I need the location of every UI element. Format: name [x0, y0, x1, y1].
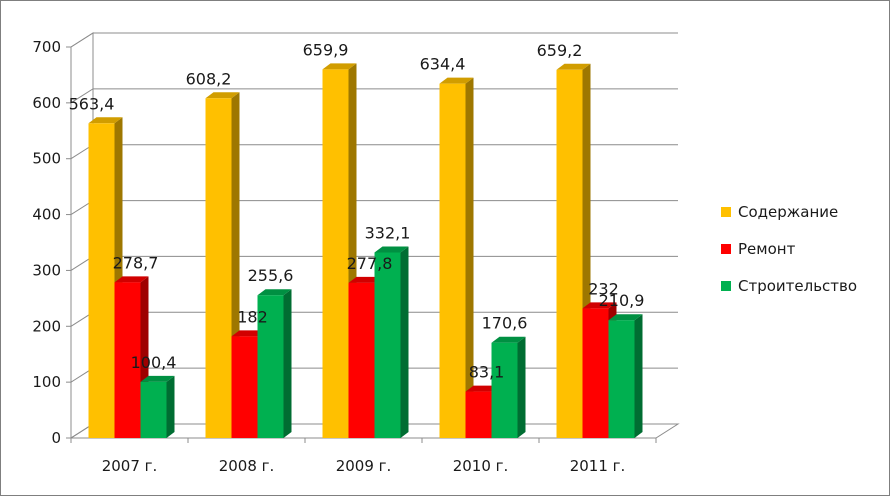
data-label: 634,4: [420, 55, 466, 74]
bar-front: [608, 320, 635, 438]
bar-top: [439, 77, 474, 84]
bar-top: [374, 246, 409, 253]
bar-side: [634, 314, 643, 438]
bar: [491, 336, 526, 438]
y-tick-label: 500: [32, 150, 61, 168]
bar-front: [582, 308, 609, 438]
bar-front: [231, 336, 258, 438]
data-label: 255,6: [248, 266, 294, 285]
bar: [608, 314, 643, 438]
x-axis: 2007 г. 2008 г. 2009 г. 2010 г. 2011 г.: [70, 437, 657, 475]
bar-front: [374, 252, 401, 438]
bar-top: [556, 63, 591, 70]
data-label: 100,4: [131, 353, 177, 372]
legend-item: Строительство: [721, 277, 857, 295]
y-tick-label: 700: [32, 38, 61, 56]
bar-front: [465, 391, 492, 438]
bar-top: [140, 375, 175, 382]
legend-swatch: [721, 244, 731, 254]
bar-top: [114, 276, 149, 283]
data-labels: 563,4 278,7 100,4 608,2 182 255,6 659,9 277,8 33…: [69, 40, 645, 381]
x-tick-label: 2010 г.: [453, 457, 509, 475]
data-label: 332,1: [365, 223, 411, 242]
bars: [88, 63, 643, 439]
bar-top: [205, 92, 240, 99]
data-label: 83,1: [469, 363, 505, 382]
bar-top: [88, 117, 123, 124]
bar: [374, 246, 409, 438]
y-tick-label: 100: [32, 373, 61, 391]
bar-side: [517, 336, 526, 438]
bar-front: [348, 282, 375, 438]
x-tick-label: 2011 г.: [570, 457, 626, 475]
data-label: 210,9: [599, 291, 645, 310]
bar-top: [322, 63, 357, 70]
bar-top: [348, 276, 383, 283]
y-tick-label: 600: [32, 94, 61, 112]
bar: [205, 92, 240, 438]
data-label: 277,8: [347, 254, 393, 273]
bar-side: [465, 77, 474, 439]
bar-front: [556, 69, 583, 439]
data-label: 182: [237, 307, 268, 326]
legend: Содержание Ремонт Строительство: [721, 203, 857, 295]
bar-top: [231, 330, 266, 337]
data-label: 563,4: [69, 94, 115, 113]
x-tick-label: 2007 г.: [102, 457, 158, 475]
y-tick-label: 200: [32, 317, 61, 335]
legend-label: Содержание: [738, 203, 838, 221]
bar-top: [582, 302, 617, 309]
bar-front: [439, 83, 466, 439]
y-tick-label: 0: [51, 429, 61, 447]
legend-item: Содержание: [721, 203, 838, 221]
bar-top: [257, 289, 292, 296]
bar: [88, 117, 123, 439]
bar-side: [400, 246, 409, 438]
bar-front: [114, 282, 141, 438]
y-tick-label: 300: [32, 261, 61, 279]
bar-top: [608, 314, 643, 321]
bar-top: [491, 336, 526, 343]
x-tick-label: 2009 г.: [336, 457, 392, 475]
bar-front: [491, 342, 518, 438]
bar: [439, 77, 474, 439]
legend-swatch: [721, 207, 731, 217]
gridline: [70, 32, 678, 48]
y-tick-label: 400: [32, 206, 61, 224]
bar: [140, 375, 175, 438]
bar-top: [465, 385, 500, 392]
bar-front: [140, 381, 167, 438]
x-tick-label: 2008 г.: [219, 457, 275, 475]
bar-side: [283, 289, 292, 438]
bar-side: [166, 375, 175, 438]
legend-swatch: [721, 281, 731, 291]
bar: [257, 289, 292, 438]
data-label: 170,6: [482, 314, 528, 333]
bar-front: [322, 69, 349, 438]
data-label: 278,7: [113, 253, 159, 272]
data-label: 659,9: [303, 40, 349, 59]
legend-label: Строительство: [738, 277, 857, 295]
bar-front: [88, 123, 115, 439]
data-label: 608,2: [186, 69, 232, 88]
bar-front: [257, 295, 284, 438]
y-axis: 0 100 200 300 400 500 600 700: [32, 38, 72, 447]
data-label: 659,2: [537, 41, 583, 60]
bar-front: [205, 98, 232, 438]
data-label: 232: [588, 279, 619, 298]
gridline: [70, 88, 678, 104]
legend-item: Ремонт: [721, 240, 796, 258]
legend-label: Ремонт: [738, 240, 796, 258]
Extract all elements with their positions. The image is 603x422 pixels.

---+---

§ TASK INSTRUCTIONS: Please lay out every line of all the entries above as a Markdown table with the columns Row and Line, numbering the rows and skipping blank lines. Leave the pictures out of the table.

§ RESULT OF THIS TASK:
| Row | Line |
|---|---|
| 1 | I need the location of every UI element. Format: name [x0, y0, x1, y1]. |
| 2 | data-label: 634,4: [420, 55, 466, 74] |
| 3 | bar-front: [608, 320, 635, 438] |
| 4 | bar-top: [439, 77, 474, 84] |
| 5 | bar-top: [374, 246, 409, 253] |
| 6 | bar-side: [634, 314, 643, 438] |
| 7 | bar: [491, 336, 526, 438] |
| 8 | y-tick-label: 500: [32, 150, 61, 168] |
| 9 | bar-front: [582, 308, 609, 438] |
| 10 | bar-front: [231, 336, 258, 438] |
| 11 | data-label: 255,6: [248, 266, 294, 285] |
| 12 | bar: [608, 314, 643, 438] |
| 13 | x-axis: 2007 г. 2008 г. 2009 г. 2010 г. 2011 г.: [70, 437, 657, 475] |
| 14 | bar-front: [374, 252, 401, 438] |
| 15 | bar-top: [556, 63, 591, 70] |
| 16 | data-label: 100,4: [131, 353, 177, 372] |
| 17 | legend-item: Строительство: [721, 277, 857, 295] |
| 18 | y-tick-label: 700: [32, 38, 61, 56] |
| 19 | bar-front: [465, 391, 492, 438] |
| 20 | bar-top: [140, 375, 175, 382] |
| 21 | legend-swatch: [721, 244, 731, 254] |
| 22 | bar-top: [114, 276, 149, 283] |
| 23 | data-labels: 563,4 278,7 100,4 608,2 182 255,6 659,9 277,8 33…: [69, 40, 645, 381] |
| 24 | x-tick-label: 2010 г.: [453, 457, 509, 475] |
| 25 | data-label: 332,1: [365, 223, 411, 242] |
| 26 | bars: [88, 63, 643, 439] |
| 27 | bar-top: [205, 92, 240, 99] |
| 28 | data-label: 83,1: [469, 363, 505, 382] |
| 29 | bar-top: [88, 117, 123, 124] |
| 30 | bar: [374, 246, 409, 438] |
| 31 | y-tick-label: 100: [32, 373, 61, 391] |
| 32 | bar-side: [517, 336, 526, 438] |
| 33 | bar-front: [348, 282, 375, 438] |
| 34 | x-tick-label: 2011 г.: [570, 457, 626, 475] |
| 35 | data-label: 210,9: [599, 291, 645, 310] |
| 36 | bar-top: [322, 63, 357, 70] |
| 37 | bar-top: [348, 276, 383, 283] |
| 38 | y-tick-label: 600: [32, 94, 61, 112] |
| 39 | bar: [205, 92, 240, 438] |
| 40 | data-label: 277,8: [347, 254, 393, 273] |
| 41 | bar-side: [465, 77, 474, 439] |
| 42 | bar-front: [556, 69, 583, 439] |
| 43 | data-label: 182: [237, 307, 268, 326] |
| 44 | legend: Содержание Ремонт Строительство: [721, 203, 857, 295] |
| 45 | bar-top: [231, 330, 266, 337] |
| 46 | data-label: 563,4: [69, 94, 115, 113] |
| 47 | x-tick-label: 2007 г.: [102, 457, 158, 475] |
| 48 | y-tick-label: 200: [32, 317, 61, 335] |
| 49 | legend-label: Содержание: [738, 203, 838, 221] |
| 50 | bar-top: [582, 302, 617, 309] |
| 51 | bar-front: [439, 83, 466, 439] |
| 52 | y-tick-label: 0: [51, 429, 61, 447] |
| 53 | legend-item: Содержание: [721, 203, 838, 221] |
| 54 | bar-top: [257, 289, 292, 296] |
| 55 | bar: [88, 117, 123, 439] |
| 56 | bar-side: [400, 246, 409, 438] |
| 57 | bar-front: [114, 282, 141, 438] |
| 58 | y-tick-label: 300: [32, 261, 61, 279] |
| 59 | bar-top: [608, 314, 643, 321] |
| 60 | bar-top: [491, 336, 526, 343] |
| 61 | x-tick-label: 2009 г.: [336, 457, 392, 475] |
| 62 | bar-front: [491, 342, 518, 438] |
| 63 | bar: [439, 77, 474, 439] |
| 64 | legend-swatch: [721, 207, 731, 217] |
| 65 | gridline: [70, 32, 678, 48] |
| 66 | y-tick-label: 400: [32, 206, 61, 224] |
| 67 | bar: [140, 375, 175, 438] |
| 68 | bar-top: [465, 385, 500, 392] |
| 69 | bar-front: [140, 381, 167, 438] |
| 70 | x-tick-label: 2008 г.: [219, 457, 275, 475] |
| 71 | bar-side: [283, 289, 292, 438] |
| 72 | bar-side: [166, 375, 175, 438] |
| 73 | legend-swatch: [721, 281, 731, 291] |
| 74 | bar: [257, 289, 292, 438] |
| 75 | data-label: 170,6: [482, 314, 528, 333] |
| 76 | bar-front: [322, 69, 349, 438] |
| 77 | data-label: 278,7: [113, 253, 159, 272] |
| 78 | data-label: 659,9: [303, 40, 349, 59] |
| 79 | legend-label: Строительство: [738, 277, 857, 295] |
| 80 | bar-front: [88, 123, 115, 439] |
| 81 | data-label: 608,2: [186, 69, 232, 88] |
| 82 | bar-front: [257, 295, 284, 438] |
| 83 | y-axis: 0 100 200 300 400 500 600 700: [32, 38, 72, 447] |
| 84 | data-label: 659,2: [537, 41, 583, 60] |
| 85 | bar-front: [205, 98, 232, 438] |
| 86 | data-label: 232: [588, 279, 619, 298] |
| 87 | gridline: [70, 88, 678, 104] |
| 88 | legend-item: Ремонт: [721, 240, 796, 258] |
| 89 | legend-label: Ремонт: [738, 240, 796, 258] |
| 90 | Extract all elements with their positions. The image is 603x422 pixels. |